◆ **What the task requires**
Return verbatim the run of lines that opens with the line holding "What data populates" and closes with the last line of the records.

[Dataset excerpts]
+ + + + + + +

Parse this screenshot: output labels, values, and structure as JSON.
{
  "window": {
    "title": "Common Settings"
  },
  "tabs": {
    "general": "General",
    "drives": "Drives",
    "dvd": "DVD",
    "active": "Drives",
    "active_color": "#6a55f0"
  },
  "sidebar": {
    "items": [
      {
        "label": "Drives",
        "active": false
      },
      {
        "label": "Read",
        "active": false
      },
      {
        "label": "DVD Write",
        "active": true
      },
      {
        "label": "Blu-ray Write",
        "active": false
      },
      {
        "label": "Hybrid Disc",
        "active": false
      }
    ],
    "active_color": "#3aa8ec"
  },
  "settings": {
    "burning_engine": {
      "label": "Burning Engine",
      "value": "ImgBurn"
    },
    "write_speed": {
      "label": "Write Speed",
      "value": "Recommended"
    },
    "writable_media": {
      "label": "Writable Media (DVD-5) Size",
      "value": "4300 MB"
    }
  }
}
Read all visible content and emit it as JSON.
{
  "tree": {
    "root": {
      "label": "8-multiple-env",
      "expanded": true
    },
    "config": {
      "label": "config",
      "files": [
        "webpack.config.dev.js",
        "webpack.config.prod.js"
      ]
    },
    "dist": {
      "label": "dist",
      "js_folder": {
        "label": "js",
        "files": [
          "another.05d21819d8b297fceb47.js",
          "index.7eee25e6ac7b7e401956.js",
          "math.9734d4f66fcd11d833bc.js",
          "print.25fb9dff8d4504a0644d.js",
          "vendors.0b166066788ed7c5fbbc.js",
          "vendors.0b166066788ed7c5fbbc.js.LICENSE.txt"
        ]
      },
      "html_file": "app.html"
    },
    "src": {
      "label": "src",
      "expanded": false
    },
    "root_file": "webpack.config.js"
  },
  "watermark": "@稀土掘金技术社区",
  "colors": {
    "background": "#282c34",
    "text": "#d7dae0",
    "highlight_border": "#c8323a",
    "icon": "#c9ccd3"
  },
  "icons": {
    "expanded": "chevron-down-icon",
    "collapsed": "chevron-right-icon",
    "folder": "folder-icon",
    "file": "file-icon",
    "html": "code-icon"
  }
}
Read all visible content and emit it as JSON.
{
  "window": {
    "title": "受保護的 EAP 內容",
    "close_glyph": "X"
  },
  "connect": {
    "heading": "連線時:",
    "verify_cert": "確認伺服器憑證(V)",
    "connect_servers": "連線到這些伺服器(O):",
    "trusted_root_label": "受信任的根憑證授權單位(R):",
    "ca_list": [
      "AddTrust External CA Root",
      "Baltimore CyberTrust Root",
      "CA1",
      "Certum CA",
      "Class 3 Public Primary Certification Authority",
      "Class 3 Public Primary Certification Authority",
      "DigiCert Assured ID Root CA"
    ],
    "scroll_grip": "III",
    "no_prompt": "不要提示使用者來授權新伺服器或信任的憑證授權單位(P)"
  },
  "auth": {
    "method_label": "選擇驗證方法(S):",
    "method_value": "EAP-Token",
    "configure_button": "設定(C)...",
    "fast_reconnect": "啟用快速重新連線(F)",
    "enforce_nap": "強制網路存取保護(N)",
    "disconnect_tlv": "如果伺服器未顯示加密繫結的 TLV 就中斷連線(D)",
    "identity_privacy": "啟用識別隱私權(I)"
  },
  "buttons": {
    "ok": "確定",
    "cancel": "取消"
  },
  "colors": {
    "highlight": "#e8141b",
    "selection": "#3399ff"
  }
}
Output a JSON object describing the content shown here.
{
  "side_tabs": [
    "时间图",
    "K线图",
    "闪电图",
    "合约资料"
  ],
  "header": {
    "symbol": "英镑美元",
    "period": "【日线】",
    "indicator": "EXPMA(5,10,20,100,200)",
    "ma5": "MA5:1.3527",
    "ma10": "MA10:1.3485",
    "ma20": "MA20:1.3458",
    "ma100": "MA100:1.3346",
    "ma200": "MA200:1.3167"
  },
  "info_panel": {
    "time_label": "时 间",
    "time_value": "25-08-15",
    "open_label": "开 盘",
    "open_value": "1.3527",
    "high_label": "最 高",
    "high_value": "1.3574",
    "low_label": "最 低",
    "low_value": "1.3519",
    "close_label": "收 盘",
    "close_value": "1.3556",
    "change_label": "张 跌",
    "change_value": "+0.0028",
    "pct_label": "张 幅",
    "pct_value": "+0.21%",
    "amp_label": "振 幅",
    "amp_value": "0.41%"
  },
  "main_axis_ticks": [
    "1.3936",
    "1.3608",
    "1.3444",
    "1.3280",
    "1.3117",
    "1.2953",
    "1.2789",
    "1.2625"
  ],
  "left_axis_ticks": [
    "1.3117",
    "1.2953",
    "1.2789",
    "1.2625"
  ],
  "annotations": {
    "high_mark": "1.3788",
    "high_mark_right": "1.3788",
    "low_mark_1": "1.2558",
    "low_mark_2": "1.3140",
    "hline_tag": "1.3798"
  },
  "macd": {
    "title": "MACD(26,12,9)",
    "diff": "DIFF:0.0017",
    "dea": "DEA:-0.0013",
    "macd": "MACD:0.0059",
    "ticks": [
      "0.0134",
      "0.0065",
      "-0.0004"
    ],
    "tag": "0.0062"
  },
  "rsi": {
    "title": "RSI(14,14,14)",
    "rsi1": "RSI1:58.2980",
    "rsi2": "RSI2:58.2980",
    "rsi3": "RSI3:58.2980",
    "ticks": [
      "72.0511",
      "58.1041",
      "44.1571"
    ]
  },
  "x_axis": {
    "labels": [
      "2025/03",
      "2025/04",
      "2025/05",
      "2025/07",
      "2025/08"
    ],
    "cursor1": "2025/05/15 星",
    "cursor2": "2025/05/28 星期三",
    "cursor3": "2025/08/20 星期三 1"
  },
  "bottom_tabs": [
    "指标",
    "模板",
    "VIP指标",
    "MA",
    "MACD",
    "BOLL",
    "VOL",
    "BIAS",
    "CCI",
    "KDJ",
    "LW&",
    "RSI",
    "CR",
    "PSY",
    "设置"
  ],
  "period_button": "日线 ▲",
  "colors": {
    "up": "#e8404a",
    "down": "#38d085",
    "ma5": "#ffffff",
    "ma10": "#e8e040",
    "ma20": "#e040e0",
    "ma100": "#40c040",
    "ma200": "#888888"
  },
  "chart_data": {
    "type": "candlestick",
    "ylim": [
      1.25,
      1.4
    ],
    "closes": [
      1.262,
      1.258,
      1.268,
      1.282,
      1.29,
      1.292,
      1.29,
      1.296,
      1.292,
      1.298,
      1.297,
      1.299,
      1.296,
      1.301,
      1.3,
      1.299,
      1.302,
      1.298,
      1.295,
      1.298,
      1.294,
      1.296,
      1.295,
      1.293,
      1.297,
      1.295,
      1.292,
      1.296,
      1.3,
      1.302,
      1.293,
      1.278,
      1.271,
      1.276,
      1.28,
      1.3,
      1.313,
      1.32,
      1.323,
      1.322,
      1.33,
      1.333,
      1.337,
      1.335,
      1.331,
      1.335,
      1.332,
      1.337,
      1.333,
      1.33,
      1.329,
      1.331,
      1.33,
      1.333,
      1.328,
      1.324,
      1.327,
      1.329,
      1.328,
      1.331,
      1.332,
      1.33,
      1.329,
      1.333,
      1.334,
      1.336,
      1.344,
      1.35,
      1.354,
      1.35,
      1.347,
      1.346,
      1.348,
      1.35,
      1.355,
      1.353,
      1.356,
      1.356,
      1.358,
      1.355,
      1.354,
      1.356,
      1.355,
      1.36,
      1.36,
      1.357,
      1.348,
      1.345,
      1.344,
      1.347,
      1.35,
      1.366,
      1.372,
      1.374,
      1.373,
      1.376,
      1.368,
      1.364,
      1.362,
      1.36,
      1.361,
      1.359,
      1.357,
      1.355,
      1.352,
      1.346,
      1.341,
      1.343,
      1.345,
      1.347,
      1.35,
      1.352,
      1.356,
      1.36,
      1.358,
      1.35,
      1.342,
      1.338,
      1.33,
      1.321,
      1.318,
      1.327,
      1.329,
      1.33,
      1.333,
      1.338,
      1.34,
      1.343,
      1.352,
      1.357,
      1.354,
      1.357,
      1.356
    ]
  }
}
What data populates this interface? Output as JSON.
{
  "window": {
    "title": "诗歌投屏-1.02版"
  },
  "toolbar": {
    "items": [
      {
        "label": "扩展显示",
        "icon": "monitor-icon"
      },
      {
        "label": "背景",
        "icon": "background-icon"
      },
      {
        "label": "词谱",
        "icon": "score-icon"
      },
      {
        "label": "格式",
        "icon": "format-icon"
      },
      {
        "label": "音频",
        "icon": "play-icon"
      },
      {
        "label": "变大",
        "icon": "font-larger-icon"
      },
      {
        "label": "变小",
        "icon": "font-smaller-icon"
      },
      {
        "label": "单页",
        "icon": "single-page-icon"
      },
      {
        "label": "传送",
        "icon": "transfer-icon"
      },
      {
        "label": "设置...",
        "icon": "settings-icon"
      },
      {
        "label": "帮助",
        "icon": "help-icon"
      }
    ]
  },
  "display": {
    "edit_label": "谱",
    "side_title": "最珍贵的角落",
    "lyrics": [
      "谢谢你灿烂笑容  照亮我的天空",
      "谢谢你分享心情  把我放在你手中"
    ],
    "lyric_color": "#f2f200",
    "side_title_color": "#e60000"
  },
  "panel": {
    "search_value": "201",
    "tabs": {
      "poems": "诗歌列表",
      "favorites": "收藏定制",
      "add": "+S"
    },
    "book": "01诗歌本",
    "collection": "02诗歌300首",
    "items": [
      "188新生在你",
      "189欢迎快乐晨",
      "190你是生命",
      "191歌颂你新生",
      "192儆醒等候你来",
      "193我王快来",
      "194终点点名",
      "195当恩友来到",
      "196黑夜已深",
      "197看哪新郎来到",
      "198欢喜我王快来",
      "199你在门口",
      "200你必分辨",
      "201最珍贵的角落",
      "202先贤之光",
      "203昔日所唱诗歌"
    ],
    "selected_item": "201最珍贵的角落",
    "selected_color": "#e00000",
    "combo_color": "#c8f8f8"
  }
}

+ + + + + + +

◆ **Exercise result**
What data populates this interface? Output as JSON.
{
  "window": {
    "title": "诗歌投屏-1.02版"
  },
  "toolbar": {
    "items": [
      {
        "label": "扩展显示",
        "icon": "monitor-icon"
      },
      {
        "label": "背景",
        "icon": "background-icon"
      },
      {
        "label": "词谱",
        "icon": "score-icon"
      },
      {
        "label": "格式",
        "icon": "format-icon"
      },
      {
        "label": "音频",
        "icon": "play-icon"
      },
      {
        "label": "变大",
        "icon": "font-larger-icon"
      },
      {
        "label": "变小",
        "icon": "font-smaller-icon"
      },
      {
        "label": "单页",
        "icon": "single-page-icon"
      },
      {
        "label": "传送",
        "icon": "transfer-icon"
      },
      {
        "label": "设置...",
        "icon": "settings-icon"
      },
      {
        "label": "帮助",
        "icon": "help-icon"
      }
    ]
  },
  "display": {
    "edit_label": "谱",
    "side_title": "最珍贵的角落",
    "lyrics": [
      "谢谢你灿烂笑容  照亮我的天空",
      "谢谢你分享心情  把我放在你手中"
    ],
    "lyric_color": "#f2f200",
    "side_title_color": "#e60000"
  },
  "panel": {
    "search_value": "201",
    "tabs": {
      "poems": "诗歌列表",
      "favorites": "收藏定制",
      "add": "+S"
    },
    "book": "01诗歌本",
    "collection": "02诗歌300首",
    "items": [
      "188新生在你",
      "189欢迎快乐晨",
      "190你是生命",
      "191歌颂你新生",
      "192儆醒等候你来",
      "193我王快来",
      "194终点点名",
      "195当恩友来到",
      "196黑夜已深",
      "197看哪新郎来到",
      "198欢喜我王快来",
      "199你在门口",
      "200你必分辨",
      "201最珍贵的角落",
      "202先贤之光",
      "203昔日所唱诗歌"
    ],
    "selected_item": "201最珍贵的角落",
    "selected_color": "#e00000",
    "combo_color": "#c8f8f8"
  }
}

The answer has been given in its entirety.